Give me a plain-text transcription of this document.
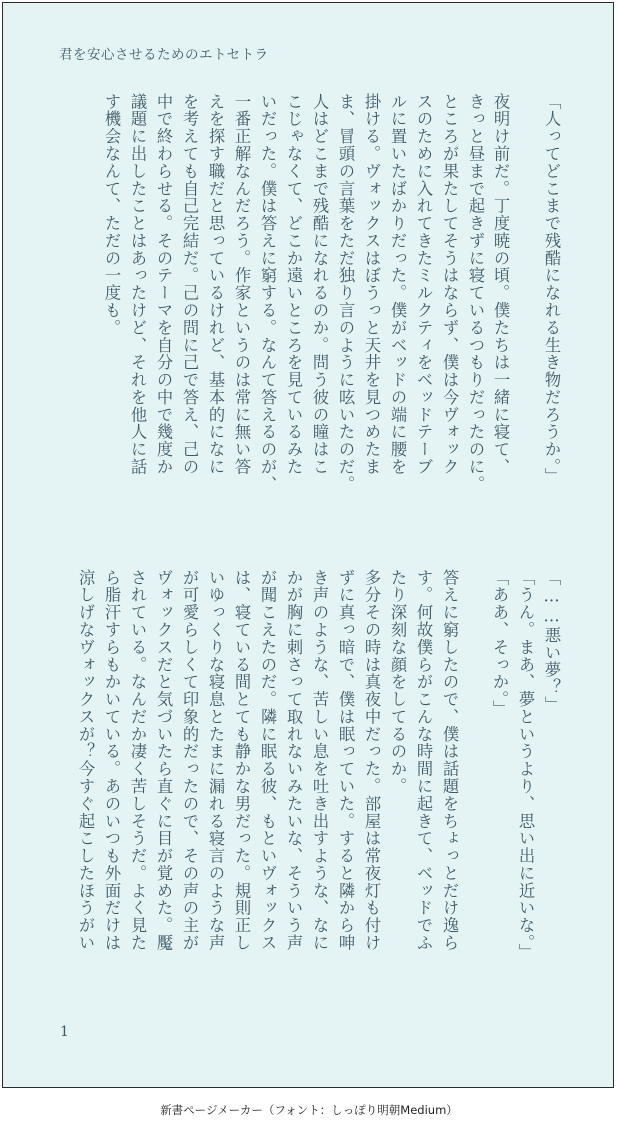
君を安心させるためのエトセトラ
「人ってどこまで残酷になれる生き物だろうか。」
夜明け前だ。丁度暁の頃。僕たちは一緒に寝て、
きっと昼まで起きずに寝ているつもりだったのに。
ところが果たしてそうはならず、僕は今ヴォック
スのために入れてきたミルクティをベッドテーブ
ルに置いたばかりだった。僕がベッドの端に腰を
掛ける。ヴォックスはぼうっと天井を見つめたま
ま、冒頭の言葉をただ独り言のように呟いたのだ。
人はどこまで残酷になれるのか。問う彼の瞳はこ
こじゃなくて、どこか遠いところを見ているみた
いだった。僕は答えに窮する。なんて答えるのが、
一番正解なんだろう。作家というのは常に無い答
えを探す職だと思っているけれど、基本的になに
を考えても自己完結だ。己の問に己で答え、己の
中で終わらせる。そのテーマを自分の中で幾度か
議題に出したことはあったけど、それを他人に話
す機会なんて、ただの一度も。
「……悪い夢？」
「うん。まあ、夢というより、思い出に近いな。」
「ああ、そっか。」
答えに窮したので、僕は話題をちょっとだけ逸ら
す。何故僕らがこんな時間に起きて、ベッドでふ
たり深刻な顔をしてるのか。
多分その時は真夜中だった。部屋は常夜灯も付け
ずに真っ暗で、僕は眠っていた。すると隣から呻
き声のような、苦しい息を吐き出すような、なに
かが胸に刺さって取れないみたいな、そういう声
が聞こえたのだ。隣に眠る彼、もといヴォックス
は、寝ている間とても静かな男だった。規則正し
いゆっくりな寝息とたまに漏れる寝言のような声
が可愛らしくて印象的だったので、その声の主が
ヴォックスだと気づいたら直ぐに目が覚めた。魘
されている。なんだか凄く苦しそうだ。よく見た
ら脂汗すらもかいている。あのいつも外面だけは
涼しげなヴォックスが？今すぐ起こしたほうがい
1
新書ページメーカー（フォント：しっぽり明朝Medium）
...
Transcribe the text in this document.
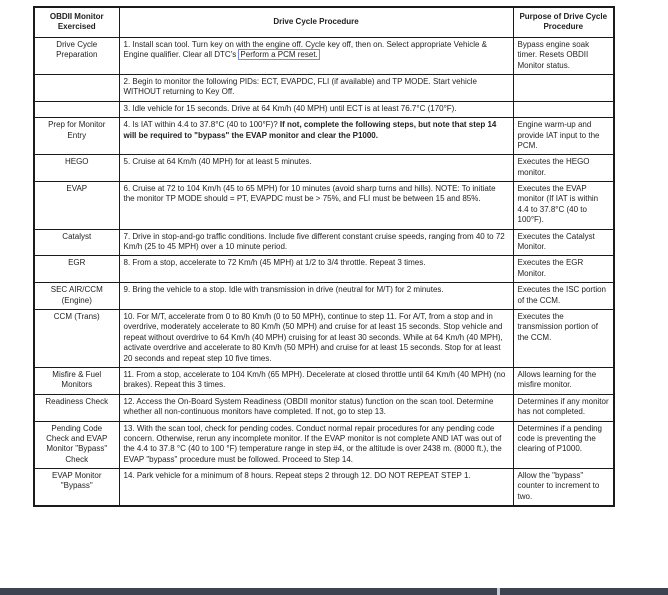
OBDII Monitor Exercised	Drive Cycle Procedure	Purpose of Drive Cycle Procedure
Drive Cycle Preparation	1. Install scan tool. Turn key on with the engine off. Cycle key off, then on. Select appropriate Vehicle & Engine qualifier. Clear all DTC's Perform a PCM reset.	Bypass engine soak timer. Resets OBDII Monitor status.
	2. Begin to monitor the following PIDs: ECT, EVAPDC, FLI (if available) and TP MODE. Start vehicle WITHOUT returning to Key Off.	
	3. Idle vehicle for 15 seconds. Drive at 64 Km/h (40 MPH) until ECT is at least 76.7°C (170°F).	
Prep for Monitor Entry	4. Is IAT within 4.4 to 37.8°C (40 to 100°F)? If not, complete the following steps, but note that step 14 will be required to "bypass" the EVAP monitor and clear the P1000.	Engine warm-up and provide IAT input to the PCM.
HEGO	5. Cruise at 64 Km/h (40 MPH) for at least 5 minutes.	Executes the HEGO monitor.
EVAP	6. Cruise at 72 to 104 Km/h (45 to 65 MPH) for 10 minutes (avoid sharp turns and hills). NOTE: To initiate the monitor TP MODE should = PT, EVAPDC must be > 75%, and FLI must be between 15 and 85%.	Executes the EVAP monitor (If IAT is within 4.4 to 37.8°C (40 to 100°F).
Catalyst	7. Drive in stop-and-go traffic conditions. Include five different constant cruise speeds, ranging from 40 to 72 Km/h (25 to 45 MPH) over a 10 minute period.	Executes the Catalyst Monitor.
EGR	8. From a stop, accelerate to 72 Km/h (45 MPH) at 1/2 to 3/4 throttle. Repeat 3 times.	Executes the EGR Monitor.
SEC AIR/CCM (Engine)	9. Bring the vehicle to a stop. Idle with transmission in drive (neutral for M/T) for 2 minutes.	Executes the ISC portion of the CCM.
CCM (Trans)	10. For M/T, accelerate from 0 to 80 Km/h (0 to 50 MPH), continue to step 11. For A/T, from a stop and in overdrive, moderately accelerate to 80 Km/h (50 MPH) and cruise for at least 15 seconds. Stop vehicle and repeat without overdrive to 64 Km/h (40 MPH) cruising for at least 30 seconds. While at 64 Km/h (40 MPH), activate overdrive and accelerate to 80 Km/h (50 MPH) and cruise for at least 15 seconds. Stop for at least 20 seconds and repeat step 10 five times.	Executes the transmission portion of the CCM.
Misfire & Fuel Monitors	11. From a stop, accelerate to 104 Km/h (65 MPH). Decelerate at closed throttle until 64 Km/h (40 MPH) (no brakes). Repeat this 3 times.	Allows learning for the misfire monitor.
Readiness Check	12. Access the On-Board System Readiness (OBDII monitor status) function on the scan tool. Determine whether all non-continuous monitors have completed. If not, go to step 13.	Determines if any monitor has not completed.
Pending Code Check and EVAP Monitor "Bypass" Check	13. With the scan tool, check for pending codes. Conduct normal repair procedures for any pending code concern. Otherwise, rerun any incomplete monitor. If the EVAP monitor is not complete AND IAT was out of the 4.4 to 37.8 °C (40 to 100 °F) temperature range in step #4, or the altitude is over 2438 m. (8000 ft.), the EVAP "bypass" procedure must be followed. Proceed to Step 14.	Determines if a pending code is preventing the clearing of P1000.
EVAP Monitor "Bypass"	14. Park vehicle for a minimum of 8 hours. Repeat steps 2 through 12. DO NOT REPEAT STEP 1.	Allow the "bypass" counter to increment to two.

# Problem description:
Copy out each line of the records where the string "within" appears.

# Full solution:
Prep for Monitor Entry	4. Is IAT within 4.4 to 37.8°C (40 to 100°F)? If not, complete the following steps, but note that step 14 will be required to "bypass" the EVAP monitor and clear the P1000.	Engine warm-up and provide IAT input to the PCM.
EVAP	6. Cruise at 72 to 104 Km/h (45 to 65 MPH) for 10 minutes (avoid sharp turns and hills). NOTE: To initiate the monitor TP MODE should = PT, EVAPDC must be > 75%, and FLI must be between 15 and 85%.	Executes the EVAP monitor (If IAT is within 4.4 to 37.8°C (40 to 100°F).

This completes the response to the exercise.